== TO BE DONE ==
Repeat the part of the sobriety account that starts at "The meeting were" and ends at "on for now.".

>> START DOCUMENT EXTRACT

The meeting were at 8.00 seamed like every time I went there was a meeting. I lessoned to what they had to say and the said for me to come back. So I did , I met some nice men and women. They all had 15 to 25 years sober. They were all so jolly. There laphter all most run me out of the room. I did not know how to laph any more. They told the same jocks and sat in the same chair as the day before it seamed. About 25 days went by and I was setting at a bar drinking a non-alcoholic beer and I ask for a real cold on , that cost me 10 more years of drinking.

 

This time I waen I was a little sicker then most. 3 judge still take bet on me once a year if I will make a another year, much less what family and friends thought. I was just sick enough to do what the said this time. Step 1 was all I had to work on for now.

 

Alcoholic anonymous sead the would love me untill I could love my self. I thought that was sick, but little did I know I hated my self. I did not like me or what I stood for any more.

 

Alcoholic Anonymous has be said the do brain washing, well I found out that I did not live in a clean world in my head, it was like a squirrel cage running at 60 miles a hour, full of stuff that stopped me from having peace. Out of all the years and all that alcoholic anonymous has tough me I found peace and serenity. If you ask a 100 year old man setting on a porch what he looked for all his life most will say peace.

>> END DOCUMENT EXTRACT
>> START RECORDS SUPPLIED

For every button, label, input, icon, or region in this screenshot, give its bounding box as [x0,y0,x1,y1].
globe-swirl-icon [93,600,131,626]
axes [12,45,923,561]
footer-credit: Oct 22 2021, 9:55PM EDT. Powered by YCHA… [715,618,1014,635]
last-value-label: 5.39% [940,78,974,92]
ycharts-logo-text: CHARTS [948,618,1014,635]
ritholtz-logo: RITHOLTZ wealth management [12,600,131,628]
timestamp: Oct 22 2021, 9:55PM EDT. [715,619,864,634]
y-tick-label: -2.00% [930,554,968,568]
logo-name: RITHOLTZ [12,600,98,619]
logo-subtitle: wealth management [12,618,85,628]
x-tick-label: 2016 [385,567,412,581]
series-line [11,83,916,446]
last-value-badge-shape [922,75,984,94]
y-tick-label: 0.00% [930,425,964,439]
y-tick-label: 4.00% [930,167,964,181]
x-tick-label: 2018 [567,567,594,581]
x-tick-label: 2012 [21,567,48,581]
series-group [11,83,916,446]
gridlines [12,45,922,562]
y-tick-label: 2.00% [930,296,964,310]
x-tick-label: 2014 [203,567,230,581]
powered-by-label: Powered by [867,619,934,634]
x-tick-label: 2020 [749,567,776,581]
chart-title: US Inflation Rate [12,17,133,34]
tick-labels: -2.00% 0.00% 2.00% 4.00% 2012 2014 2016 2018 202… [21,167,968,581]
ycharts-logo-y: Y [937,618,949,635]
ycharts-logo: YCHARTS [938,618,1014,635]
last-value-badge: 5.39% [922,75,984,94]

>> END RECORDS SUPPLIED

== TASK OUTPUT ==
The meeting were at 8.00 seamed like every time I went there was a meeting. I lessoned to what they had to say and the said for me to come back. So I did , I met some nice men and women. They all had 15 to 25 years sober. They were all so jolly. There laphter all most run me out of the room. I did not know how to laph any more. They told the same jocks and sat in the same chair as the day before it seamed. About 25 days went by and I was setting at a bar drinking a non-alcoholic beer and I ask for a real cold on , that cost me 10 more years of drinking.

 

This time I waen I was a little sicker then most. 3 judge still take bet on me once a year if I will make a another year, much less what family and friends thought. I was just sick enough to do what the said this time. Step 1 was all I had to work on for now.